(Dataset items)
*-*-*

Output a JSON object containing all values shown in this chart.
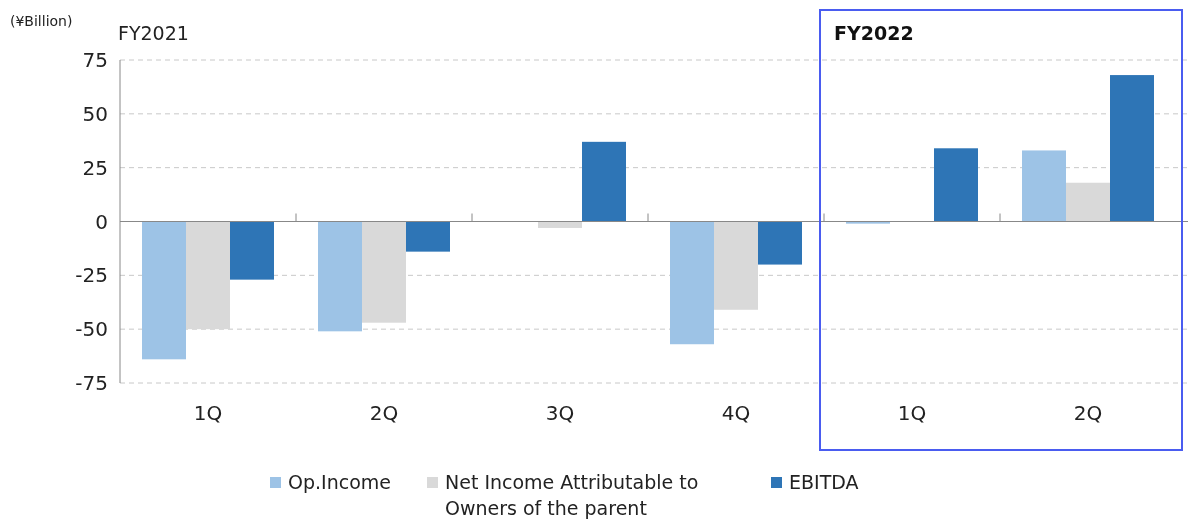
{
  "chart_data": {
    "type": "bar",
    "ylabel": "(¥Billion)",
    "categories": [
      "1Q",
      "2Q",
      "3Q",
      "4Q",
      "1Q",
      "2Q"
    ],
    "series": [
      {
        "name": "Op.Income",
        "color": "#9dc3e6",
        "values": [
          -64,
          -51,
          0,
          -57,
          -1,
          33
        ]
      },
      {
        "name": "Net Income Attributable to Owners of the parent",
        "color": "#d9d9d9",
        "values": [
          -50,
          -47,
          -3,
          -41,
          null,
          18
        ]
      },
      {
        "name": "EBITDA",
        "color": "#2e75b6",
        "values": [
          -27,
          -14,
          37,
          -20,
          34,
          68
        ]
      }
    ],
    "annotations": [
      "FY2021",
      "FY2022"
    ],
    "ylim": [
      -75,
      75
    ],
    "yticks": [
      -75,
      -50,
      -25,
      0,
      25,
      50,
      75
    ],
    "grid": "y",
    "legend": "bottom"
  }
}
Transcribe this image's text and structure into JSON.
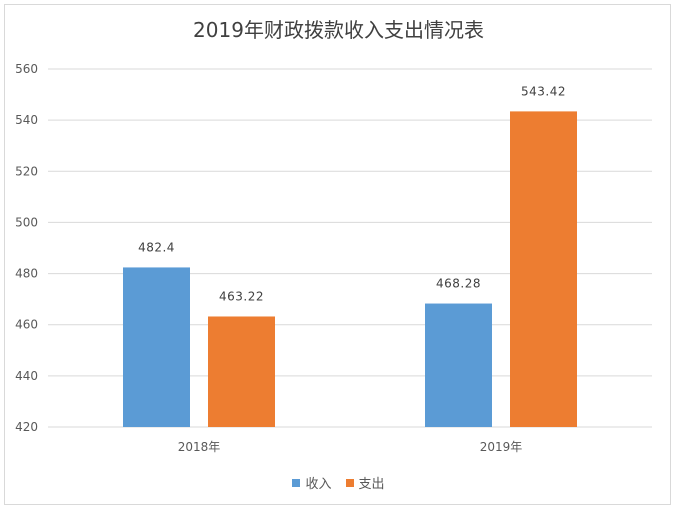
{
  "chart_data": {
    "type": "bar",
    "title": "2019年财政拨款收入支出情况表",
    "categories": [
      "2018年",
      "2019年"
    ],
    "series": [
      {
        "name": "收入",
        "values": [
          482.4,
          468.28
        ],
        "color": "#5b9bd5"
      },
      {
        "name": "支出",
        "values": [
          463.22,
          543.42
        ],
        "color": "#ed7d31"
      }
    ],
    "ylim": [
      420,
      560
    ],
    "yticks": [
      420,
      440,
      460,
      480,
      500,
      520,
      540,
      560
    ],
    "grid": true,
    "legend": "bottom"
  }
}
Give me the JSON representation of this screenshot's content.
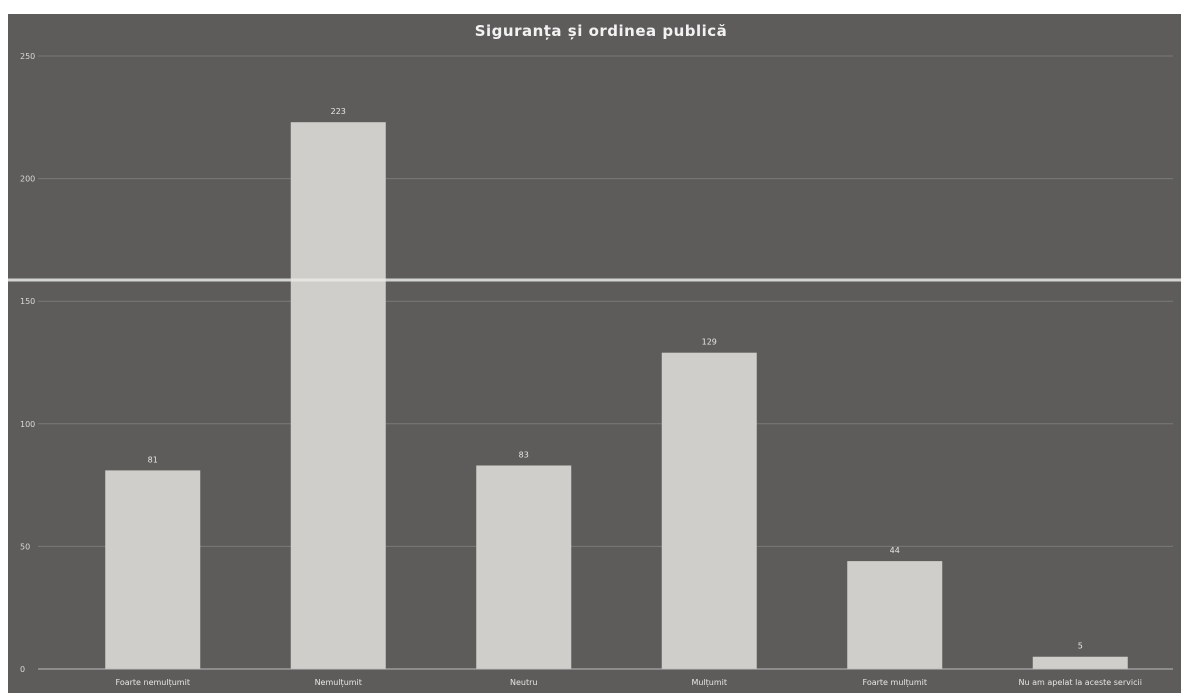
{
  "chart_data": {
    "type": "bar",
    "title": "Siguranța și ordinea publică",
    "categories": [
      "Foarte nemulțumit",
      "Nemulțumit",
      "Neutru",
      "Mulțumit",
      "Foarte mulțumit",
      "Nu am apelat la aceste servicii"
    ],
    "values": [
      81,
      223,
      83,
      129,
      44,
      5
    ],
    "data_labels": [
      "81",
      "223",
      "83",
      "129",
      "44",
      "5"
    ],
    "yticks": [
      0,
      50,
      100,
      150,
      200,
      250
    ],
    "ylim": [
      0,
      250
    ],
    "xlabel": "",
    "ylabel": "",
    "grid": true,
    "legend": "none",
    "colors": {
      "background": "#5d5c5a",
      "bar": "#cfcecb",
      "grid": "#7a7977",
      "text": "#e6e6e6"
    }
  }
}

*-*-*

Your instructions: Make an exact copy of the listing above. Do not include the pictures.

Exercise result:
Output a JSON object containing all values shown in this chart.
{
  "chart_data": {
    "type": "bar",
    "ylabel": "(¥Billion)",
    "categories": [
      "1Q",
      "2Q",
      "3Q",
      "4Q",
      "1Q",
      "2Q"
    ],
    "series": [
      {
        "name": "Op.Income",
        "color": "#9dc3e6",
        "values": [
          -64,
          -51,
          0,
          -57,
          -1,
          33
        ]
      },
      {
        "name": "Net Income Attributable to Owners of the parent",
        "color": "#d9d9d9",
        "values": [
          -50,
          -47,
          -3,
          -41,
          null,
          18
        ]
      },
      {
        "name": "EBITDA",
        "color": "#2e75b6",
        "values": [
          -27,
          -14,
          37,
          -20,
          34,
          68
        ]
      }
    ],
    "annotations": [
      "FY2021",
      "FY2022"
    ],
    "ylim": [
      -75,
      75
    ],
    "yticks": [
      -75,
      -50,
      -25,
      0,
      25,
      50,
      75
    ],
    "grid": "y",
    "legend": "bottom"
  }
}
Transcribe this image's text and structure into JSON.
{
  "chart_data": {
    "type": "bar",
    "title": "2019年财政拨款收入支出情况表",
    "categories": [
      "2018年",
      "2019年"
    ],
    "series": [
      {
        "name": "收入",
        "values": [
          482.4,
          468.28
        ],
        "color": "#5b9bd5"
      },
      {
        "name": "支出",
        "values": [
          463.22,
          543.42
        ],
        "color": "#ed7d31"
      }
    ],
    "ylim": [
      420,
      560
    ],
    "yticks": [
      420,
      440,
      460,
      480,
      500,
      520,
      540,
      560
    ],
    "grid": true,
    "legend": "bottom"
  }
}
Give me the JSON representation of this screenshot's content.
{
  "chart_data": {
    "type": "bar",
    "title": "Siguranța și ordinea publică",
    "categories": [
      "Foarte nemulțumit",
      "Nemulțumit",
      "Neutru",
      "Mulțumit",
      "Foarte mulțumit",
      "Nu am apelat la aceste servicii"
    ],
    "values": [
      81,
      223,
      83,
      129,
      44,
      5
    ],
    "data_labels": [
      "81",
      "223",
      "83",
      "129",
      "44",
      "5"
    ],
    "yticks": [
      0,
      50,
      100,
      150,
      200,
      250
    ],
    "ylim": [
      0,
      250
    ],
    "xlabel": "",
    "ylabel": "",
    "grid": true,
    "legend": "none",
    "colors": {
      "background": "#5d5c5a",
      "bar": "#cfcecb",
      "grid": "#7a7977",
      "text": "#e6e6e6"
    }
  }
}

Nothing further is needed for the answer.